--- Start of Provided records ---

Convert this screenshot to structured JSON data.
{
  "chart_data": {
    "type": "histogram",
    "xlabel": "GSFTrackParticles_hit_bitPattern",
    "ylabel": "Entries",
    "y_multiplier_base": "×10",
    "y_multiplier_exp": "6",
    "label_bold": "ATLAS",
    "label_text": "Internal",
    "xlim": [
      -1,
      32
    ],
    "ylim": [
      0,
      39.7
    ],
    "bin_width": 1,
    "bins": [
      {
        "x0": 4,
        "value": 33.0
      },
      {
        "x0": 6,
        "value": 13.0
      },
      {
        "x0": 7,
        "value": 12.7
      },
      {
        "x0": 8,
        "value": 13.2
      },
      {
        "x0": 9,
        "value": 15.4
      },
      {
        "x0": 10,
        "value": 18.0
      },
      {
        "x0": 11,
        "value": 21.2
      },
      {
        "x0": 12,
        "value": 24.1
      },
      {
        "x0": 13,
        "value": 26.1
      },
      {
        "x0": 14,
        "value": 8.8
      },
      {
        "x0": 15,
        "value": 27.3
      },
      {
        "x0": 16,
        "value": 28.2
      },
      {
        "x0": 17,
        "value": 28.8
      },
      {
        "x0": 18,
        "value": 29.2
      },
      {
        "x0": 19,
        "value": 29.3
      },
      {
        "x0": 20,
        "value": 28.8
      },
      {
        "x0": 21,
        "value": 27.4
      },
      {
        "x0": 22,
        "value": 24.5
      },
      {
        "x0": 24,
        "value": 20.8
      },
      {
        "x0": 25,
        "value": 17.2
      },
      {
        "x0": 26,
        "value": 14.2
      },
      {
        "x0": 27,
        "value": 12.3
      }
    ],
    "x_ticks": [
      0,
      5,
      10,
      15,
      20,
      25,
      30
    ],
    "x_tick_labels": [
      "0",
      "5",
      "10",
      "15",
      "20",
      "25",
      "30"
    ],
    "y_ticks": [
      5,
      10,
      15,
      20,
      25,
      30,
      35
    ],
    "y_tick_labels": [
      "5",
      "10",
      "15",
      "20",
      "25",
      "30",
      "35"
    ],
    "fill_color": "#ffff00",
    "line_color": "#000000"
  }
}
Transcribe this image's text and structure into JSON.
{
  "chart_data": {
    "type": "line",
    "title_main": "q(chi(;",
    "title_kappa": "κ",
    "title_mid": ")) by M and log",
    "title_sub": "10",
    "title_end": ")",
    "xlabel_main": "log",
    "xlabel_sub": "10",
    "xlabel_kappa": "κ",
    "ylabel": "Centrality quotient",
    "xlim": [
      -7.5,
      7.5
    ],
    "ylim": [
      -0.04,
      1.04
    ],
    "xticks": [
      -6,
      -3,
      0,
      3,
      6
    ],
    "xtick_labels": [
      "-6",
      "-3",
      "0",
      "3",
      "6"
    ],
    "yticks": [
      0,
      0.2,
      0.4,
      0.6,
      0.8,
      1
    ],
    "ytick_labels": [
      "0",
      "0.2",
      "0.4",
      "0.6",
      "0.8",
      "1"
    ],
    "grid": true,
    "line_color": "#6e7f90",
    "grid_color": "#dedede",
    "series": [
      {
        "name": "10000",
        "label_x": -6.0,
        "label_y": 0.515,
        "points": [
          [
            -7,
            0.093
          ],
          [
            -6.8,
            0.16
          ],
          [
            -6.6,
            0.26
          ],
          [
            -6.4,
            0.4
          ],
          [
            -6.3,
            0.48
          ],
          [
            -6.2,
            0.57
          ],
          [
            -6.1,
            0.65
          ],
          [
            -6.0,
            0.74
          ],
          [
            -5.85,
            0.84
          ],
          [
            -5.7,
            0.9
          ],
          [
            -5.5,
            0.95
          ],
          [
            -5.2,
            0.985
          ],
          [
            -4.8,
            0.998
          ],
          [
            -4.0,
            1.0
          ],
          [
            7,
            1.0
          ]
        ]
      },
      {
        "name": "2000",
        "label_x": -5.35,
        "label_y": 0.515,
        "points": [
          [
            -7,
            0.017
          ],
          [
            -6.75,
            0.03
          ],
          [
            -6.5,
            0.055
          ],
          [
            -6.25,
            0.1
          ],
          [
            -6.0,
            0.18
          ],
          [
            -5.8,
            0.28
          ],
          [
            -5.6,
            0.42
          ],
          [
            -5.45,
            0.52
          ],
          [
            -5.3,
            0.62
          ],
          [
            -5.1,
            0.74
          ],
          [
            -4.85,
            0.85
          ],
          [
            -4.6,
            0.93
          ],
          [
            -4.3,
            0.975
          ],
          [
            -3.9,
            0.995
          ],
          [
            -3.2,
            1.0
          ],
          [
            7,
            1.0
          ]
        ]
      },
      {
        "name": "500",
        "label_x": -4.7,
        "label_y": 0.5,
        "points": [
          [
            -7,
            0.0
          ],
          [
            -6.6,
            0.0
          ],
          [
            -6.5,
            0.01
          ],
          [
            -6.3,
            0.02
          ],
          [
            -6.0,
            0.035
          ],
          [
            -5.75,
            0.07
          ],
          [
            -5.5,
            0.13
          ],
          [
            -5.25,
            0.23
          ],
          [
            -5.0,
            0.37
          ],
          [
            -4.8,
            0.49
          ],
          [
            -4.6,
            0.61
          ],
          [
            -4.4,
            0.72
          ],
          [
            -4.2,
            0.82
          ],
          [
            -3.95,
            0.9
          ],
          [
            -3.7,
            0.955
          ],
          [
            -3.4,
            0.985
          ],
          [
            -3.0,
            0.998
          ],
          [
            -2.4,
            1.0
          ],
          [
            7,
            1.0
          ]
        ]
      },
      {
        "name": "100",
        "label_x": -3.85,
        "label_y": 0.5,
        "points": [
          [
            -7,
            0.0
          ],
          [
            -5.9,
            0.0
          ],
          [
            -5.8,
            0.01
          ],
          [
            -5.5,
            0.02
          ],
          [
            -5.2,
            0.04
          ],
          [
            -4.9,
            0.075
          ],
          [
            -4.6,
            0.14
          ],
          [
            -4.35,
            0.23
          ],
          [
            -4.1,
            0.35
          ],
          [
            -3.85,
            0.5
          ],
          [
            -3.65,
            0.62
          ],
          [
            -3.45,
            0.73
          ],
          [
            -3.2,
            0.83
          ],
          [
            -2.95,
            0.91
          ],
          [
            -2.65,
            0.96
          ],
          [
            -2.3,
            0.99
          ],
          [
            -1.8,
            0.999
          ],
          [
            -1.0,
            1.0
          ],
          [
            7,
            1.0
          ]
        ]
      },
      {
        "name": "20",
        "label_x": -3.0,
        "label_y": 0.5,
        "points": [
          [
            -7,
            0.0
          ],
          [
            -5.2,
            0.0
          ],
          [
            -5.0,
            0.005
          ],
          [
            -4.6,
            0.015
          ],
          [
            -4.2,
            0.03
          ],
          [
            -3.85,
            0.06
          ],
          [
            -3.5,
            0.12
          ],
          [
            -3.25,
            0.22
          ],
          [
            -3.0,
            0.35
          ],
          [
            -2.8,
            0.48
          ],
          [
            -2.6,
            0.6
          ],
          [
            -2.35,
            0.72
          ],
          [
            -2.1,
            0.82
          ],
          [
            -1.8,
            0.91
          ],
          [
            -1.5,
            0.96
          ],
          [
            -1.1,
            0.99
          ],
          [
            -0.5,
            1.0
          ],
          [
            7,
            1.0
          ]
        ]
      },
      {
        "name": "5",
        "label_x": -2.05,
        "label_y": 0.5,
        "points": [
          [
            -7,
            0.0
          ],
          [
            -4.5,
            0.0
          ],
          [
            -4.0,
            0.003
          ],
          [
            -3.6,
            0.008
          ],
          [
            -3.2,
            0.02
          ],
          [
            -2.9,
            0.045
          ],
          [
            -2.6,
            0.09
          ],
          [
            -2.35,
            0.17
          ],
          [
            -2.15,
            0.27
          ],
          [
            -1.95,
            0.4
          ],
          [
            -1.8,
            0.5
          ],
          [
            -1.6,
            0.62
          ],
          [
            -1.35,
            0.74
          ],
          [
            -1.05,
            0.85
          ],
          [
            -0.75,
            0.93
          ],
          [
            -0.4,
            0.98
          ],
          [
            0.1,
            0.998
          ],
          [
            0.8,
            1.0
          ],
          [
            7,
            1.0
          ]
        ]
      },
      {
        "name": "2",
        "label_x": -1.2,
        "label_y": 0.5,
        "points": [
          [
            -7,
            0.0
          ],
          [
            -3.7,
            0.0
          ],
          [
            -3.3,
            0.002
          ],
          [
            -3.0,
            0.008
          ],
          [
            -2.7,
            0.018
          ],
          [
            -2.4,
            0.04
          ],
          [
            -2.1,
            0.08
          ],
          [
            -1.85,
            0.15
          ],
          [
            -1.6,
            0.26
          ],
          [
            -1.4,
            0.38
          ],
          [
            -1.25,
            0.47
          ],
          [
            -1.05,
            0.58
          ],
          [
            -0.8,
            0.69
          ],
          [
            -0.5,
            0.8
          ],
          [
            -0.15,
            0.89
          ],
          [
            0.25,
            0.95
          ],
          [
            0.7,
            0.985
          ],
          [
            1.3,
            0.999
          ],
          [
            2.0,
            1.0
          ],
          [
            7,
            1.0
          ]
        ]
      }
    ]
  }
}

--- End of Provided records ---

State how many lines of the records above contain the word "name", and give only that number.

7